## Aim of the exercise:
Wherever the word "NADP" appears in a line, copy that line.

## Figure data in JSON:
____________________
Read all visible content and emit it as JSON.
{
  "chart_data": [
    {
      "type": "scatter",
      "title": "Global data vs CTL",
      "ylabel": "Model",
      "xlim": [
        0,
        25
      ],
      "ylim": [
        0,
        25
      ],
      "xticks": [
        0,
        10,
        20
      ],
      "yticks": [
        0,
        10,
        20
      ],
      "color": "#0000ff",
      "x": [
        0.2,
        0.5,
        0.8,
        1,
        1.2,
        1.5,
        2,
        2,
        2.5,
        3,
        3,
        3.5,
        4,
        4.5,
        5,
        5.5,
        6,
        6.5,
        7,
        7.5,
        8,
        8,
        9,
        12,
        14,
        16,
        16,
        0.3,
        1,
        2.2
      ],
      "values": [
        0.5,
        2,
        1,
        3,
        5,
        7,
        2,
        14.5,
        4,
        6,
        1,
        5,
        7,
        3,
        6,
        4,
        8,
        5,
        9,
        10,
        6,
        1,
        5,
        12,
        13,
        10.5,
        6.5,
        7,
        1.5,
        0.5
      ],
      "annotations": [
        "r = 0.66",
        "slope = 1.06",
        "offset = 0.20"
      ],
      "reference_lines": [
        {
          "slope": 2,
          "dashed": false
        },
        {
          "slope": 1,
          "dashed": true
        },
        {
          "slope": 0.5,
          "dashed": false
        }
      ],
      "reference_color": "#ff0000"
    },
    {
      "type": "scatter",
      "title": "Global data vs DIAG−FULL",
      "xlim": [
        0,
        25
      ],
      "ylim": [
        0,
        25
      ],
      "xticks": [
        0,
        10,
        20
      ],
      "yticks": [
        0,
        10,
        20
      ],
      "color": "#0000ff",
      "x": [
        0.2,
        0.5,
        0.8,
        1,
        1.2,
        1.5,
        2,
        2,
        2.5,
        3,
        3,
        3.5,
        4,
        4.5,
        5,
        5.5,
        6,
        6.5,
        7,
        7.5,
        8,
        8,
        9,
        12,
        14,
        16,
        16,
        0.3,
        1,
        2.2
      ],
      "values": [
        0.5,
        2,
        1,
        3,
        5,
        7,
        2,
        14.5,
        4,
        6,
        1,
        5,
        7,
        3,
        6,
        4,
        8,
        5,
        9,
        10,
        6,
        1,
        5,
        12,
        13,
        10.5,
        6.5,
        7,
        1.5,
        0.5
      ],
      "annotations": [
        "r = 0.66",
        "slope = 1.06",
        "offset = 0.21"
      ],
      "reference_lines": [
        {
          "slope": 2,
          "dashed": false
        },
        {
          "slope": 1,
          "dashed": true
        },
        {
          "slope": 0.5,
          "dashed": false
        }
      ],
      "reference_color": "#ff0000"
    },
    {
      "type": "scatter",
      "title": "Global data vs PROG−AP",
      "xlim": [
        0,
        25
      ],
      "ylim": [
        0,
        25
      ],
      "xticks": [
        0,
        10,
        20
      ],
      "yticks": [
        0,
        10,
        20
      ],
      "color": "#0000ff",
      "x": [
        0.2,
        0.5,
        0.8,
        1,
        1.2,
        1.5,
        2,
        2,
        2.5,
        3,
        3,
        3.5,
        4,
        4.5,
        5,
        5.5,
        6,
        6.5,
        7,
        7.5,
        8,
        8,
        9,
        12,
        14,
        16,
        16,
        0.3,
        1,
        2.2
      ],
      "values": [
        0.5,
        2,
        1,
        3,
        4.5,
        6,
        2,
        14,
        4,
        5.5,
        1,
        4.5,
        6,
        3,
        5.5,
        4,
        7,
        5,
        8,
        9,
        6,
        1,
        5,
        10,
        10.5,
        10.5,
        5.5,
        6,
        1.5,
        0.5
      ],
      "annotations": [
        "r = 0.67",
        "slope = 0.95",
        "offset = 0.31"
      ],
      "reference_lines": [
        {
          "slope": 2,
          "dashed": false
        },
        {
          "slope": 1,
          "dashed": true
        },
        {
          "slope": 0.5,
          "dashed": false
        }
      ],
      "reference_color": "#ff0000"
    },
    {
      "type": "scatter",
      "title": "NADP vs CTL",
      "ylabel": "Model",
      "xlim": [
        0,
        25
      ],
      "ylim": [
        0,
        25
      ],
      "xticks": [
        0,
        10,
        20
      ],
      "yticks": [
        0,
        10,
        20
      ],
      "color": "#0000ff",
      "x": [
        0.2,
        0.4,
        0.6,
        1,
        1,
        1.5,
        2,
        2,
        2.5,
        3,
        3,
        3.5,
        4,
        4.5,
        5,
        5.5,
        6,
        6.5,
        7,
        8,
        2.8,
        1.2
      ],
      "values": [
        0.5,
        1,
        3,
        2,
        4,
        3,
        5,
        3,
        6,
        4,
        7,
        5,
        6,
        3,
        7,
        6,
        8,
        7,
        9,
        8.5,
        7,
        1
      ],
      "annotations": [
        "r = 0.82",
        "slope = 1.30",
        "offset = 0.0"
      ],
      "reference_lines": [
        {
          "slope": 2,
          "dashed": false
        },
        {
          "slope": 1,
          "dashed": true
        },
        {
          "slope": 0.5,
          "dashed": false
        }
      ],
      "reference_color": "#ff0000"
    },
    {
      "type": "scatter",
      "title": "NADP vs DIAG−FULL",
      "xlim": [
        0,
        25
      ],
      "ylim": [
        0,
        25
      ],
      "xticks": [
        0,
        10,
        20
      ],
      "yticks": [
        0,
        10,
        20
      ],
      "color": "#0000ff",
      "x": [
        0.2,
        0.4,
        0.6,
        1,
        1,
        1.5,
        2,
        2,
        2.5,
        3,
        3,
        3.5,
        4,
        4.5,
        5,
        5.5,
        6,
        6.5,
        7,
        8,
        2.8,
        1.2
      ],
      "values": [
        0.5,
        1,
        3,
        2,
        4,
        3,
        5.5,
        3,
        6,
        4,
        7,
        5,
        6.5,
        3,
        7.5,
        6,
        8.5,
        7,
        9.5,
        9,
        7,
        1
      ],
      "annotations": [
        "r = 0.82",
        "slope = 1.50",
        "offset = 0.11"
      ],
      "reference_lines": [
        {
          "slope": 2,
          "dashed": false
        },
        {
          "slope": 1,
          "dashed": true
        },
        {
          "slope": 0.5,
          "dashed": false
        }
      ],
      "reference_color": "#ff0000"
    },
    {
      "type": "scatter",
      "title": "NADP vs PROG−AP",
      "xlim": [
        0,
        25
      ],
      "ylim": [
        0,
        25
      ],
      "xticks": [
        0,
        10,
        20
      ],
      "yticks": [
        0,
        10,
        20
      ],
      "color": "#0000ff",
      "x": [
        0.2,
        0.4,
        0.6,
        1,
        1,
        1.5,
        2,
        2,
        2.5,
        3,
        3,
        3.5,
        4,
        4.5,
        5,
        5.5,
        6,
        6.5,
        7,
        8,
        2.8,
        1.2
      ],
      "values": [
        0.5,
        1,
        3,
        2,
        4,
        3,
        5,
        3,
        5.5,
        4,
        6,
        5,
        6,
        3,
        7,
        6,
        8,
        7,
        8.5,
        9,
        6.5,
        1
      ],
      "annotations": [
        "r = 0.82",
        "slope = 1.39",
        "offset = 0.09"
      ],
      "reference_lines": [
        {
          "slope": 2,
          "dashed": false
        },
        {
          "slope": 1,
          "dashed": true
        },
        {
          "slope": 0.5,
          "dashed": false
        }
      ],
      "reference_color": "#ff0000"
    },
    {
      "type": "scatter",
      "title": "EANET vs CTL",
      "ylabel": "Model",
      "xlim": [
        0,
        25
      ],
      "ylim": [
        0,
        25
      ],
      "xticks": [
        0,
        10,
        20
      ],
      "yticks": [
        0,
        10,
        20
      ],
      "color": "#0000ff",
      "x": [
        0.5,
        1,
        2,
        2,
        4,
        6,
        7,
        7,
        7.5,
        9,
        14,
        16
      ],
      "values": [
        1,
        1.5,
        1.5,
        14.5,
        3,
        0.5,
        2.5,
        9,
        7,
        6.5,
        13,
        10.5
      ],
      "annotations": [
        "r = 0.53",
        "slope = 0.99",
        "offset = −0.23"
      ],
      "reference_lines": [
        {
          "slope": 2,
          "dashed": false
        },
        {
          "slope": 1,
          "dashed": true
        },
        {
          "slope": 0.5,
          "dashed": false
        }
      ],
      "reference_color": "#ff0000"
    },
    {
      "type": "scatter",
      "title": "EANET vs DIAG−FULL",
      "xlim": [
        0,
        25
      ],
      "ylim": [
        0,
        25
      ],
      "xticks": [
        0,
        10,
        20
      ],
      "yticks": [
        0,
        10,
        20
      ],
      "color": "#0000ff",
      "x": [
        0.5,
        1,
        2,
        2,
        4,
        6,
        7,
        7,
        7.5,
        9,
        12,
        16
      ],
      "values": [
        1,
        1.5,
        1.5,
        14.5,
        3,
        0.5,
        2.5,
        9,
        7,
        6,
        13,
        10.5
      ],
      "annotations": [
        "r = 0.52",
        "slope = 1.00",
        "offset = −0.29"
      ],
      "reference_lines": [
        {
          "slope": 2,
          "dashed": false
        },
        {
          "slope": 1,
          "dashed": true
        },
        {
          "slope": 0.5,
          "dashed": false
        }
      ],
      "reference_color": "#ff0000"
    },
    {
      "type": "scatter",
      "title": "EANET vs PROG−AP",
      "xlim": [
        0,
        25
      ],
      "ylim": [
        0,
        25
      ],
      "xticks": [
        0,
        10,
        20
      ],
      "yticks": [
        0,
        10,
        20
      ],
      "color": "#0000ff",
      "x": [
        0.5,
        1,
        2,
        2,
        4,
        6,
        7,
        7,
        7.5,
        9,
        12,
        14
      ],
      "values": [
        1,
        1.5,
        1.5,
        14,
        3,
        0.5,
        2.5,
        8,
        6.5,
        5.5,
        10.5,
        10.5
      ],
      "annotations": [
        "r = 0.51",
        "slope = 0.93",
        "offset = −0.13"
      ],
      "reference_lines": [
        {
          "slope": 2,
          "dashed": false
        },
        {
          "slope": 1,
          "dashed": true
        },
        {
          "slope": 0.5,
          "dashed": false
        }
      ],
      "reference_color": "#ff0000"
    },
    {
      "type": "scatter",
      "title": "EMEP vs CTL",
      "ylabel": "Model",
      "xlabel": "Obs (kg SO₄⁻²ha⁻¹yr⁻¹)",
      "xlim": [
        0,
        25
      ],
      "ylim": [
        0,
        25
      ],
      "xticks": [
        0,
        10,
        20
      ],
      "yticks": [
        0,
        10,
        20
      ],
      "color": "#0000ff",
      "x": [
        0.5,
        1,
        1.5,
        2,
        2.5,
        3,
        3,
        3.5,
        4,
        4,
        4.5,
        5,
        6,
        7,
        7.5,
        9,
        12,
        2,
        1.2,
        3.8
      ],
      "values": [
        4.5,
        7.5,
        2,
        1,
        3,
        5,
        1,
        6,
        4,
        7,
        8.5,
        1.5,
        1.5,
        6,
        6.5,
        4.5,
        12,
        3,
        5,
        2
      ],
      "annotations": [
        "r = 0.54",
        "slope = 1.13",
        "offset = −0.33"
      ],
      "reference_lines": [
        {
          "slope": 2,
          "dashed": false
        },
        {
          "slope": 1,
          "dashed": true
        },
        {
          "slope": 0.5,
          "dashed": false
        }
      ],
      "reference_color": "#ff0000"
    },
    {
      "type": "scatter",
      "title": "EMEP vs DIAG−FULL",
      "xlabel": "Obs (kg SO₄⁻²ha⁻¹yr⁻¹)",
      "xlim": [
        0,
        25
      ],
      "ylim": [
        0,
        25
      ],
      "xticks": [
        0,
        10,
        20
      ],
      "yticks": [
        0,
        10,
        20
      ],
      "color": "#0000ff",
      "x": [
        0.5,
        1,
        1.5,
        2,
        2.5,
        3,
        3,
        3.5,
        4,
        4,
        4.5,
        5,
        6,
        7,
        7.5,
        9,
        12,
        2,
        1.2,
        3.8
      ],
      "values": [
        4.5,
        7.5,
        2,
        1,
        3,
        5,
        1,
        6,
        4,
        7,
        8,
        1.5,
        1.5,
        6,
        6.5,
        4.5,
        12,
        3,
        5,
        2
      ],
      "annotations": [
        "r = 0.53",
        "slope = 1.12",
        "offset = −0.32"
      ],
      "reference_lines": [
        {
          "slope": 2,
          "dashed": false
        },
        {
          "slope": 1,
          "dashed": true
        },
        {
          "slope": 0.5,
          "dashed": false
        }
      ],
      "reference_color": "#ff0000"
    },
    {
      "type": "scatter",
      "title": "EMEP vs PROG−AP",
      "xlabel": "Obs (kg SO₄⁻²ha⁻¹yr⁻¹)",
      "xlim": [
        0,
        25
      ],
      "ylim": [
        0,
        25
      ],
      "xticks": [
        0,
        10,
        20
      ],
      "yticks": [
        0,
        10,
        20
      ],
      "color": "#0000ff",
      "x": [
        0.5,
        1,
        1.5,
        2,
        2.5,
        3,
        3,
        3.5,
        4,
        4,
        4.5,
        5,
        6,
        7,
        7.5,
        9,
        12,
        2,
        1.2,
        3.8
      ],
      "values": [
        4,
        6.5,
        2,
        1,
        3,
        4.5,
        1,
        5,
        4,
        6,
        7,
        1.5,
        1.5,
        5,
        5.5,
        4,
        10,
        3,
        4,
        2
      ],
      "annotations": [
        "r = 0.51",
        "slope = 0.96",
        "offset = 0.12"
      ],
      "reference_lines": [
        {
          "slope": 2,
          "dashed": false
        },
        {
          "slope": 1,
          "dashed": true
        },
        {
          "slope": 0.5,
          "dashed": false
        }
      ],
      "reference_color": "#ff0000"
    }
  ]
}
____________________
## Reply:
      "title": "NADP vs CTL",
      "title": "NADP vs DIAG−FULL",
      "title": "NADP vs PROG−AP",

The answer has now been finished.